• [EXTRAIT DE PAGE]
────────────────
L’accroissement du nombre de brevets dans le monde, et le développement de l’innovation ouverte conduisent à une multiplication des accords de licence et de transfert de technologie. Nécessairement constatés par écrit, ils interrogent sur l’organisation juridique à mettre en place pour en faciliter et accélérer la négociation et la rédaction.

Naturellement, le contrat-type apparait comme un outil répondant en partie à cette problématique, et se développe dans beaucoup d’organisations.

Dans votre approche du transfert de technologie, vous affichez un certain recul vis-à-vis des contrats-types. Pouvez-vous nous en expliquer la raison ?

Les accords de licence entre grands de l’électronique, de la communication ou de l’informatique bénéficient d’une médiatisation importante, pour des raisons liées aux sommes mises en jeu, à la notoriété des marques concernées, et au fait qu’elles s’adressent au grand public. Par suite, les approches utilisées dans ce cadre sont plus souvent citées en référence, et considérées comme des “bonnes pratiques”.

Les contrats de licence y sont souvent relatifs à des technologies standardisées, généralement déjà maîtrisées par les licenciés potentiels, et donc sans réel transfert de technologie ou de savoir-faire. Ils sont par ailleurs pour la plupart soumis à l’obligation de respect de règles dites “FRAND”, imposant d’offrir des conditions identiques à tous les licenciés.

Dans ce cadre, avoir un contrat type est réellement pertinent.
────────────────
• [EXTRAITS DU LISTING]
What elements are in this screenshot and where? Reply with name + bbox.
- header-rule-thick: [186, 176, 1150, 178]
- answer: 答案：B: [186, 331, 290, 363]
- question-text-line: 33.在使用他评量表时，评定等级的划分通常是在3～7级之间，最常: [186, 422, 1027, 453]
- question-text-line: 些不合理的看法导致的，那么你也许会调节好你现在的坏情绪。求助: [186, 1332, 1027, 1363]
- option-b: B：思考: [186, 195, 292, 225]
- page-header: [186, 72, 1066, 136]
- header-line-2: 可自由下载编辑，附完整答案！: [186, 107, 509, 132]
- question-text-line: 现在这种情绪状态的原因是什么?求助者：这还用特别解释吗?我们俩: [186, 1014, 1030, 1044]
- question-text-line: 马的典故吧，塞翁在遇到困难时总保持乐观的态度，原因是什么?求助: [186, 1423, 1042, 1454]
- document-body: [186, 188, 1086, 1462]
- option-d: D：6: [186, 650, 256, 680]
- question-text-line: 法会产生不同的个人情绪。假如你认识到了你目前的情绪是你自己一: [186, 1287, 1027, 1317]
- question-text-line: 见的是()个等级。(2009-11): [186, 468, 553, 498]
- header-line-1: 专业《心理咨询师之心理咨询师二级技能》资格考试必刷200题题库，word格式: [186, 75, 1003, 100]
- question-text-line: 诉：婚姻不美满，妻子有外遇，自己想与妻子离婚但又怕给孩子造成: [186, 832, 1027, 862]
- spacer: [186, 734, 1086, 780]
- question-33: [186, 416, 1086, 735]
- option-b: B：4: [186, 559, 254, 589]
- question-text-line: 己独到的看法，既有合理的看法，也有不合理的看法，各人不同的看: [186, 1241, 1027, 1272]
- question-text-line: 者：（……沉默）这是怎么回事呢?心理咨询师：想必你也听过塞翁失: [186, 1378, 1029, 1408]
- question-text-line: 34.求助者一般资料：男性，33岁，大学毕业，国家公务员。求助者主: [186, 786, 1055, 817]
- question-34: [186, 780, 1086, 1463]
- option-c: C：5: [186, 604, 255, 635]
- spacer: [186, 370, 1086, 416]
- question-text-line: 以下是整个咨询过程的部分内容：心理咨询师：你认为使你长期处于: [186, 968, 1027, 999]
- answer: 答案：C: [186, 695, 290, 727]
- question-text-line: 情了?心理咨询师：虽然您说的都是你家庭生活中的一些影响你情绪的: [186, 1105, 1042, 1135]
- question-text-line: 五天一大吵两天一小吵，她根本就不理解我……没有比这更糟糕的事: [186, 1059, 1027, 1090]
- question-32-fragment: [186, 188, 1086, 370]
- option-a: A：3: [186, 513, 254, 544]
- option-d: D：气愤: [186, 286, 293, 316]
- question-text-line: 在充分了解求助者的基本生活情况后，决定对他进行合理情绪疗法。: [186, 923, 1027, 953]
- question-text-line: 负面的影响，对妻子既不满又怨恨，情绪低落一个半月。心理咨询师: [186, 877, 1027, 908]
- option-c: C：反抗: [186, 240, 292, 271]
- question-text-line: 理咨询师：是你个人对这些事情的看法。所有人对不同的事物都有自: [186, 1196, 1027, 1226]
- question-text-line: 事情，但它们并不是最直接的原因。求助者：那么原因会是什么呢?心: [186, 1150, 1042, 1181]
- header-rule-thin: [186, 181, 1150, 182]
────────────────
• [TRAVAIL À RÉALISER]
Pour chacune des affirmations suivantes, indiquez par oui ou par non si elle concorde avec l'extrait sur les contrats-types. Citez à l'identique les mots du texte qui tranchent.
1. Les accords de licence entre grands de l'électronique, de la communication ou de l'informatique sont peu médiatisés.
2. Les règles dites « FRAND » imposent d'offrir des conditions identiques à tous les licenciés.
3. Les contrats de licence de ces secteurs comportent généralement un réel transfert de savoir-faire.
Le listing constitue un matériau distinct de l'extrait sur les contrats-types.

• [RÉSULTAT OBTENU]
1. Non : « bénéficient d’une médiatisation importante »
2. Oui : « imposant d’offrir des conditions identiques à tous les licenciés »
3. Non : « sans réel transfert de technologie ou de savoir-faire »